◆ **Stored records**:
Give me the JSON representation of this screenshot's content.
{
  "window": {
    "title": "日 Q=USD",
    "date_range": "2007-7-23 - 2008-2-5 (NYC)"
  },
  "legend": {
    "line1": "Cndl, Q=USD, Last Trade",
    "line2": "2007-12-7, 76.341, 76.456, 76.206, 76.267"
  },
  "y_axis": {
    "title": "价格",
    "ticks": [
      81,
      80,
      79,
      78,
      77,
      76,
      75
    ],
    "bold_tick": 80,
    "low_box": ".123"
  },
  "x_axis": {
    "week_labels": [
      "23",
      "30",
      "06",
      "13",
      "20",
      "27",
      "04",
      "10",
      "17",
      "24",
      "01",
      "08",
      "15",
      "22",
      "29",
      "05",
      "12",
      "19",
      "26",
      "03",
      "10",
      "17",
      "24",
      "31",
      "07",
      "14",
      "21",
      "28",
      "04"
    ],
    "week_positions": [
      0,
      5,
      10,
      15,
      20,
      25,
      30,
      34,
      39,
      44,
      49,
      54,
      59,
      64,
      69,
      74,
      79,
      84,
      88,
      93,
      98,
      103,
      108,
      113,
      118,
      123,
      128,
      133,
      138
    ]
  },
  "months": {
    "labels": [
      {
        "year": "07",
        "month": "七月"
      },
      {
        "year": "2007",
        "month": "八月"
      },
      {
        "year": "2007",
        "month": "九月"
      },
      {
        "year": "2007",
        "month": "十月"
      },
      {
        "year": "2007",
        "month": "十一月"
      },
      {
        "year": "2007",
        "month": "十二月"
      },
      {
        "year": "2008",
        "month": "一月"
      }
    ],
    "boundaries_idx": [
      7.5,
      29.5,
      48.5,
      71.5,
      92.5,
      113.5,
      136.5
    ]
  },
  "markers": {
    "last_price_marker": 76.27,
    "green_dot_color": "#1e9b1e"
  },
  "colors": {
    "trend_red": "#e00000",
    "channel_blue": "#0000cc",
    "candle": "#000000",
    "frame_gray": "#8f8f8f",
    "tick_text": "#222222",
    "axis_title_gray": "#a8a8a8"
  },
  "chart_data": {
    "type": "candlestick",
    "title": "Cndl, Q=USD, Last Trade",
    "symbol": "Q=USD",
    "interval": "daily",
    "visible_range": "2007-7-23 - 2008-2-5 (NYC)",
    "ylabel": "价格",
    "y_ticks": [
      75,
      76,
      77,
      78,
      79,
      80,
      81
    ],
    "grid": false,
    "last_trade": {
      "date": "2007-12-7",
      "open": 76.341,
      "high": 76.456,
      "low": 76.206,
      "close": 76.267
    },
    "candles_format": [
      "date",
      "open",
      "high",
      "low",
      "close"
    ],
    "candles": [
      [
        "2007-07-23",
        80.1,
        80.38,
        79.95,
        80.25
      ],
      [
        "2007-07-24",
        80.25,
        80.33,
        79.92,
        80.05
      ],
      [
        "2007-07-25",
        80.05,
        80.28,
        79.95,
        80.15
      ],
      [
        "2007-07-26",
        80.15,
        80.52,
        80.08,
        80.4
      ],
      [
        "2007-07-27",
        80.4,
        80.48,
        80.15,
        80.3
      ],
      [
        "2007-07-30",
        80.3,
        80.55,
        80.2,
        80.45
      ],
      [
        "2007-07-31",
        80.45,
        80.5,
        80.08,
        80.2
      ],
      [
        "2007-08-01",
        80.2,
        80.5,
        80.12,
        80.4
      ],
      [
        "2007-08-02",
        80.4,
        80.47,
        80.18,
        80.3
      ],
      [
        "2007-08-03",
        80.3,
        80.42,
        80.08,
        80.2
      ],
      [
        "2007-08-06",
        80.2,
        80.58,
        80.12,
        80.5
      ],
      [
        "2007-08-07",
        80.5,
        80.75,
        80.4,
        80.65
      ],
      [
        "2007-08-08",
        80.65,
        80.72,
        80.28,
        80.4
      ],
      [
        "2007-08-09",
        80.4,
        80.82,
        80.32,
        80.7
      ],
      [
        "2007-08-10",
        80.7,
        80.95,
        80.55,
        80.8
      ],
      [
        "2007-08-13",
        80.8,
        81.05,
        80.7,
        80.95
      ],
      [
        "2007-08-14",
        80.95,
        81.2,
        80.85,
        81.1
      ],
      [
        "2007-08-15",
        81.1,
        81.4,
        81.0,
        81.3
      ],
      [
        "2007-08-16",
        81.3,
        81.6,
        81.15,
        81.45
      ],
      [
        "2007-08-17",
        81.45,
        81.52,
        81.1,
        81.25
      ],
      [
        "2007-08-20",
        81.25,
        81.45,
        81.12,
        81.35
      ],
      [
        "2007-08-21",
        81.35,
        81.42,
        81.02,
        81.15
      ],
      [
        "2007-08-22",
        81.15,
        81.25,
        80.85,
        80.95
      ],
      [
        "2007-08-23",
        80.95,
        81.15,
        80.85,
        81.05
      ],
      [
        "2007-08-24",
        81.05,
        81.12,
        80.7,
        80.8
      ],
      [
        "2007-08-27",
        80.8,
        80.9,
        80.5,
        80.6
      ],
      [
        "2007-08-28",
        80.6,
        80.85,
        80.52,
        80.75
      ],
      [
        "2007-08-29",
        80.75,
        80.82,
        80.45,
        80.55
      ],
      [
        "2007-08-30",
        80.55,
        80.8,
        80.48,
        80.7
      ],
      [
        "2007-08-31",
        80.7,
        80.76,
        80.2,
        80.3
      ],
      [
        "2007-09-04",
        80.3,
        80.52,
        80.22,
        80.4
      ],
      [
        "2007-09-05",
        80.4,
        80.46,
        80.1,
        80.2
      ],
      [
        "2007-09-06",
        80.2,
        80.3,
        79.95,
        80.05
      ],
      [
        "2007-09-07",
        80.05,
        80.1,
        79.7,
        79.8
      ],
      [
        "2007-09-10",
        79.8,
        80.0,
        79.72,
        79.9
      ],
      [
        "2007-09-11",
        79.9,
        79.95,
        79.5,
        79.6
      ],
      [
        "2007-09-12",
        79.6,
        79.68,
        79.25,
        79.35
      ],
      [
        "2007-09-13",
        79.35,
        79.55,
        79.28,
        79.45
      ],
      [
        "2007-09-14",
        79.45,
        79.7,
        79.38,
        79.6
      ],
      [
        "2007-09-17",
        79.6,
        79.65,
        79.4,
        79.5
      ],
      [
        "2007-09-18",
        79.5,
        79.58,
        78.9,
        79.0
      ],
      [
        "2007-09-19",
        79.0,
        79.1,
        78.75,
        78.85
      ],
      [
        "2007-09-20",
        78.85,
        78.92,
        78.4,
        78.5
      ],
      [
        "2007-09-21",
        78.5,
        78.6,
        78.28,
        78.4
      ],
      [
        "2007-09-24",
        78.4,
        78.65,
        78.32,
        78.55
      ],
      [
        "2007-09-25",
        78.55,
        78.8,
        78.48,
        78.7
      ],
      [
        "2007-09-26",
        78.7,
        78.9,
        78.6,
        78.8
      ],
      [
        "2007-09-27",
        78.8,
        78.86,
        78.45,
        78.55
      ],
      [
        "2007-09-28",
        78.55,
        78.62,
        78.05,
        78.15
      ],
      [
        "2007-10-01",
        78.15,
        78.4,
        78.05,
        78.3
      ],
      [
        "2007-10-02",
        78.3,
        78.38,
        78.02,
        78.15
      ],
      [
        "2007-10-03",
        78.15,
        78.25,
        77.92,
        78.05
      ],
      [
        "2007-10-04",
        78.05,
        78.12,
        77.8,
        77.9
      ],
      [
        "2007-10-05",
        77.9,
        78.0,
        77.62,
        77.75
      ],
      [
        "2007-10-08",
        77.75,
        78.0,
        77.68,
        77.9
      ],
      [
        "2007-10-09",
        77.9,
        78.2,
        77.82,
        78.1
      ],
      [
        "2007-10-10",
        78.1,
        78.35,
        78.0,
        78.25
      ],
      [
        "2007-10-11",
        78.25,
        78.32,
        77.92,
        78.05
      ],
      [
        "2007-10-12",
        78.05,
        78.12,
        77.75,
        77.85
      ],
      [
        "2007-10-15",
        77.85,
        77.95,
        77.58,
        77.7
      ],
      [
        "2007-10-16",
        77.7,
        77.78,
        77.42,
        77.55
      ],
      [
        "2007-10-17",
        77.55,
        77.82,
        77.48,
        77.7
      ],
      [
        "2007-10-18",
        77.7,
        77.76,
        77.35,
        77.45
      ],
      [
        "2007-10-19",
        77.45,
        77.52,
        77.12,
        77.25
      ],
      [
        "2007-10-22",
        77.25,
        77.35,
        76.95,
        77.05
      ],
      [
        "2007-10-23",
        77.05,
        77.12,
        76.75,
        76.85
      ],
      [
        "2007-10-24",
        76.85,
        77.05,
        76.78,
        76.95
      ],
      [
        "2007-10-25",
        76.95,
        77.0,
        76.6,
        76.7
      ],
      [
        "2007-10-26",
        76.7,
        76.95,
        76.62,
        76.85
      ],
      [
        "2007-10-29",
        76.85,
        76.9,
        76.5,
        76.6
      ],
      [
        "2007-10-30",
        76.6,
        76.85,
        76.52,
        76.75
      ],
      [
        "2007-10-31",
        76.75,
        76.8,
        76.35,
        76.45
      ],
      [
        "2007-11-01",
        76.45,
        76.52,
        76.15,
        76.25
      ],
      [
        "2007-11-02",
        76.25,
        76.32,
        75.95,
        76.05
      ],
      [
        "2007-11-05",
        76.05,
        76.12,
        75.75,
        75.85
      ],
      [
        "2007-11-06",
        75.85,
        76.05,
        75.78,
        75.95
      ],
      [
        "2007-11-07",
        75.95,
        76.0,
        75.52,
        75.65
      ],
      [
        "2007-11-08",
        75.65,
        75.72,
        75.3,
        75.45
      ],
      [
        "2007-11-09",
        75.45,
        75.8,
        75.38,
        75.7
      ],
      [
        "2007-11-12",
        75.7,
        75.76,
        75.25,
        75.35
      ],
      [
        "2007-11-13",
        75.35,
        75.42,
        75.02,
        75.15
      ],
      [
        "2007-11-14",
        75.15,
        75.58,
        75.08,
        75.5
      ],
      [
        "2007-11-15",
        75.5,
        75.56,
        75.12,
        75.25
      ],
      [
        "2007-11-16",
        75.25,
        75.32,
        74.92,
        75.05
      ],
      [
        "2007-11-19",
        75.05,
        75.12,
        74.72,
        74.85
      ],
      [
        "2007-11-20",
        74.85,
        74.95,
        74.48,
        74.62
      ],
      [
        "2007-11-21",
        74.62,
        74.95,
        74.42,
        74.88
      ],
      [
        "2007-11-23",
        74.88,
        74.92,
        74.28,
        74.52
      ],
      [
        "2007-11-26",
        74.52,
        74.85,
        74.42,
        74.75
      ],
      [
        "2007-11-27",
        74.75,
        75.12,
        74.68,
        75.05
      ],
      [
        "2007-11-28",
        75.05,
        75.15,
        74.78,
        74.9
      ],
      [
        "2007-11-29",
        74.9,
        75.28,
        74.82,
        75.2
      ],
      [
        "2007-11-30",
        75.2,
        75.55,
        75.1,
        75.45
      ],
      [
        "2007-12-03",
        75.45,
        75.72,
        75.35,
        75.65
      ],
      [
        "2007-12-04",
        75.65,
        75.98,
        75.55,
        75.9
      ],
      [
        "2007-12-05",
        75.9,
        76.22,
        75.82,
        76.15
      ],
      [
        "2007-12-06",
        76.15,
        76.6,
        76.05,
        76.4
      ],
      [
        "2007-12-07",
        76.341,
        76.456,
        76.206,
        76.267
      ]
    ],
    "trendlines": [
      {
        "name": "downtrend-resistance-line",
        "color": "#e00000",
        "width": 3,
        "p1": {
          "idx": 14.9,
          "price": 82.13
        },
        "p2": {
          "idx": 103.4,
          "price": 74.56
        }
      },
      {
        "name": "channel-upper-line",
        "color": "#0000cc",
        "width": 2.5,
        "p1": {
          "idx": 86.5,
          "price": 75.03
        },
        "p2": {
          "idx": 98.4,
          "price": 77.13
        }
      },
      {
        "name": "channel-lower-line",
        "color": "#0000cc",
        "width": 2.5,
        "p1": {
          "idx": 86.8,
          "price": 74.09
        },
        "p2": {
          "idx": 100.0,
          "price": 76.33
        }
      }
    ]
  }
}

◆ **Problem to solve**:
Gather, from the listing above, every line carrying the word "name".

◆ **Right answer**:
        "name": "downtrend-resistance-line",
        "name": "channel-upper-line",
        "name": "channel-lower-line",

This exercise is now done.